**Dataset rows about figures**
● ● ● ● ●
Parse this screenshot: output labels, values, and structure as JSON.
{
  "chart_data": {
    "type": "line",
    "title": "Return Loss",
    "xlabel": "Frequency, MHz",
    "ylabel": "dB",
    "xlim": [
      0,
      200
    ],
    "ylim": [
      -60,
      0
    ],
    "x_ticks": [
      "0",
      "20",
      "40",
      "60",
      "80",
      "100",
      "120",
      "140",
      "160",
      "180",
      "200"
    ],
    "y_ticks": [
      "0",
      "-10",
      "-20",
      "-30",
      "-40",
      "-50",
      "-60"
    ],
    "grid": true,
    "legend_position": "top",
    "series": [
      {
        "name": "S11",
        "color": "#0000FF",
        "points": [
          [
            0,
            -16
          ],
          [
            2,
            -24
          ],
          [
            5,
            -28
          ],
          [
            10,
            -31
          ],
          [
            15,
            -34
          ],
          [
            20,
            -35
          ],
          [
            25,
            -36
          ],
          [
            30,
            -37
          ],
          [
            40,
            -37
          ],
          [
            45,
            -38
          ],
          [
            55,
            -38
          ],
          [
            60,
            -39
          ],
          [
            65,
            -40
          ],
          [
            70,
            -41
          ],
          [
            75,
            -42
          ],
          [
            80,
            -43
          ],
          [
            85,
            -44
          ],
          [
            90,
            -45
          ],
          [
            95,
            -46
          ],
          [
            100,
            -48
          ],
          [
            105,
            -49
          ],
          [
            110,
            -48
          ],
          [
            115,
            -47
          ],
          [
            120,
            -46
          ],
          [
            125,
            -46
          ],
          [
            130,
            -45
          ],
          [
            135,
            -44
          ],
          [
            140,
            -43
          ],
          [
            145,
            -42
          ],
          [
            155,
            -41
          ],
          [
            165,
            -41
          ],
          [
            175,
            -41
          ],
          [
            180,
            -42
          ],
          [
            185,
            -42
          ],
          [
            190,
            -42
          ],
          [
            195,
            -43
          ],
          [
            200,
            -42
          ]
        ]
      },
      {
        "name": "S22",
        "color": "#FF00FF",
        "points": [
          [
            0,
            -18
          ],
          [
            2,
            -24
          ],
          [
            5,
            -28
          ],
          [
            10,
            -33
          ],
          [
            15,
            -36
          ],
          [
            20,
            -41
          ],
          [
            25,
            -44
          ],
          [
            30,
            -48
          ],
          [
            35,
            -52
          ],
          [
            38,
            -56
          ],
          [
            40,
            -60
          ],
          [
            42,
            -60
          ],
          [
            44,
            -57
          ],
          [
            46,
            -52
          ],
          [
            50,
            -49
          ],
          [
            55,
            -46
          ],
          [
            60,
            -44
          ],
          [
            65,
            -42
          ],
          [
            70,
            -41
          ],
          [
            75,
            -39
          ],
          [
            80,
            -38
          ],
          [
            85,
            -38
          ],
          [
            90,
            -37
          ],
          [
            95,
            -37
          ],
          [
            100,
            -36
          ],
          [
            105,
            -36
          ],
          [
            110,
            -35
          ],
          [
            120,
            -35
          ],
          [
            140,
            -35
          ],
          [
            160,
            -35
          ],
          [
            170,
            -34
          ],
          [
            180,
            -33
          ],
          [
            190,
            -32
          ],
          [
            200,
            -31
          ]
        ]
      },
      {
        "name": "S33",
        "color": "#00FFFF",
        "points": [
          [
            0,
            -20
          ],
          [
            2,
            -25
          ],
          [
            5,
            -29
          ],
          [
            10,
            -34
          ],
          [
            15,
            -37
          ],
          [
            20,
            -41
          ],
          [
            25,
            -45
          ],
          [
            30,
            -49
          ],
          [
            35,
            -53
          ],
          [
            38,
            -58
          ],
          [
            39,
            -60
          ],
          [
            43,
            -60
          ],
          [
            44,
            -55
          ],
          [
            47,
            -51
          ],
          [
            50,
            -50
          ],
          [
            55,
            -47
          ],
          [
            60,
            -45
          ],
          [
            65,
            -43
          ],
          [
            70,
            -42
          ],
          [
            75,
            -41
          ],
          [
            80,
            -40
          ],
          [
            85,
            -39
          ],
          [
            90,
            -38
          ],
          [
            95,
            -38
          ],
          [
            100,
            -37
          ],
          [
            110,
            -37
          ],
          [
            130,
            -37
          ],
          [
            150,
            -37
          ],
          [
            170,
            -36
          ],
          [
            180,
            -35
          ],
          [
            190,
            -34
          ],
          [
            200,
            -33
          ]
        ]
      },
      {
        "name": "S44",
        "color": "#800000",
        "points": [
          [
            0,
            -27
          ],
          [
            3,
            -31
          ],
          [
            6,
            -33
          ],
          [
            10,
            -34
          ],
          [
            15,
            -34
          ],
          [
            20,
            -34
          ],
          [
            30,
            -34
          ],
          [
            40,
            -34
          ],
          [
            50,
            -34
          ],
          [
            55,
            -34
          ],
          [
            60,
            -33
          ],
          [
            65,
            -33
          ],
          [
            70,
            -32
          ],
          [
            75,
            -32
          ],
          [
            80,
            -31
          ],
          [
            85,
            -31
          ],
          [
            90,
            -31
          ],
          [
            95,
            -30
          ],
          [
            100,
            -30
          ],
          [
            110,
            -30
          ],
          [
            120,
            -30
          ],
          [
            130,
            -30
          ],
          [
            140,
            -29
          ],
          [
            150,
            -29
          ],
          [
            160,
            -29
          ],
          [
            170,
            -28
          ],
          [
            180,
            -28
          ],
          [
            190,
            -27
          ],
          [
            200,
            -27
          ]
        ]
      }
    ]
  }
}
● ● ● ● ●
**GOAL**
Copy out every line of the data above, exactly as given.

**PROBLEM SOLUTION**
Parse this screenshot: output labels, values, and structure as JSON.
{
  "chart_data": {
    "type": "line",
    "title": "Return Loss",
    "xlabel": "Frequency, MHz",
    "ylabel": "dB",
    "xlim": [
      0,
      200
    ],
    "ylim": [
      -60,
      0
    ],
    "x_ticks": [
      "0",
      "20",
      "40",
      "60",
      "80",
      "100",
      "120",
      "140",
      "160",
      "180",
      "200"
    ],
    "y_ticks": [
      "0",
      "-10",
      "-20",
      "-30",
      "-40",
      "-50",
      "-60"
    ],
    "grid": true,
    "legend_position": "top",
    "series": [
      {
        "name": "S11",
        "color": "#0000FF",
        "points": [
          [
            0,
            -16
          ],
          [
            2,
            -24
          ],
          [
            5,
            -28
          ],
          [
            10,
            -31
          ],
          [
            15,
            -34
          ],
          [
            20,
            -35
          ],
          [
            25,
            -36
          ],
          [
            30,
            -37
          ],
          [
            40,
            -37
          ],
          [
            45,
            -38
          ],
          [
            55,
            -38
          ],
          [
            60,
            -39
          ],
          [
            65,
            -40
          ],
          [
            70,
            -41
          ],
          [
            75,
            -42
          ],
          [
            80,
            -43
          ],
          [
            85,
            -44
          ],
          [
            90,
            -45
          ],
          [
            95,
            -46
          ],
          [
            100,
            -48
          ],
          [
            105,
            -49
          ],
          [
            110,
            -48
          ],
          [
            115,
            -47
          ],
          [
            120,
            -46
          ],
          [
            125,
            -46
          ],
          [
            130,
            -45
          ],
          [
            135,
            -44
          ],
          [
            140,
            -43
          ],
          [
            145,
            -42
          ],
          [
            155,
            -41
          ],
          [
            165,
            -41
          ],
          [
            175,
            -41
          ],
          [
            180,
            -42
          ],
          [
            185,
            -42
          ],
          [
            190,
            -42
          ],
          [
            195,
            -43
          ],
          [
            200,
            -42
          ]
        ]
      },
      {
        "name": "S22",
        "color": "#FF00FF",
        "points": [
          [
            0,
            -18
          ],
          [
            2,
            -24
          ],
          [
            5,
            -28
          ],
          [
            10,
            -33
          ],
          [
            15,
            -36
          ],
          [
            20,
            -41
          ],
          [
            25,
            -44
          ],
          [
            30,
            -48
          ],
          [
            35,
            -52
          ],
          [
            38,
            -56
          ],
          [
            40,
            -60
          ],
          [
            42,
            -60
          ],
          [
            44,
            -57
          ],
          [
            46,
            -52
          ],
          [
            50,
            -49
          ],
          [
            55,
            -46
          ],
          [
            60,
            -44
          ],
          [
            65,
            -42
          ],
          [
            70,
            -41
          ],
          [
            75,
            -39
          ],
          [
            80,
            -38
          ],
          [
            85,
            -38
          ],
          [
            90,
            -37
          ],
          [
            95,
            -37
          ],
          [
            100,
            -36
          ],
          [
            105,
            -36
          ],
          [
            110,
            -35
          ],
          [
            120,
            -35
          ],
          [
            140,
            -35
          ],
          [
            160,
            -35
          ],
          [
            170,
            -34
          ],
          [
            180,
            -33
          ],
          [
            190,
            -32
          ],
          [
            200,
            -31
          ]
        ]
      },
      {
        "name": "S33",
        "color": "#00FFFF",
        "points": [
          [
            0,
            -20
          ],
          [
            2,
            -25
          ],
          [
            5,
            -29
          ],
          [
            10,
            -34
          ],
          [
            15,
            -37
          ],
          [
            20,
            -41
          ],
          [
            25,
            -45
          ],
          [
            30,
            -49
          ],
          [
            35,
            -53
          ],
          [
            38,
            -58
          ],
          [
            39,
            -60
          ],
          [
            43,
            -60
          ],
          [
            44,
            -55
          ],
          [
            47,
            -51
          ],
          [
            50,
            -50
          ],
          [
            55,
            -47
          ],
          [
            60,
            -45
          ],
          [
            65,
            -43
          ],
          [
            70,
            -42
          ],
          [
            75,
            -41
          ],
          [
            80,
            -40
          ],
          [
            85,
            -39
          ],
          [
            90,
            -38
          ],
          [
            95,
            -38
          ],
          [
            100,
            -37
          ],
          [
            110,
            -37
          ],
          [
            130,
            -37
          ],
          [
            150,
            -37
          ],
          [
            170,
            -36
          ],
          [
            180,
            -35
          ],
          [
            190,
            -34
          ],
          [
            200,
            -33
          ]
        ]
      },
      {
        "name": "S44",
        "color": "#800000",
        "points": [
          [
            0,
            -27
          ],
          [
            3,
            -31
          ],
          [
            6,
            -33
          ],
          [
            10,
            -34
          ],
          [
            15,
            -34
          ],
          [
            20,
            -34
          ],
          [
            30,
            -34
          ],
          [
            40,
            -34
          ],
          [
            50,
            -34
          ],
          [
            55,
            -34
          ],
          [
            60,
            -33
          ],
          [
            65,
            -33
          ],
          [
            70,
            -32
          ],
          [
            75,
            -32
          ],
          [
            80,
            -31
          ],
          [
            85,
            -31
          ],
          [
            90,
            -31
          ],
          [
            95,
            -30
          ],
          [
            100,
            -30
          ],
          [
            110,
            -30
          ],
          [
            120,
            -30
          ],
          [
            130,
            -30
          ],
          [
            140,
            -29
          ],
          [
            150,
            -29
          ],
          [
            160,
            -29
          ],
          [
            170,
            -28
          ],
          [
            180,
            -28
          ],
          [
            190,
            -27
          ],
          [
            200,
            -27
          ]
        ]
      }
    ]
  }
}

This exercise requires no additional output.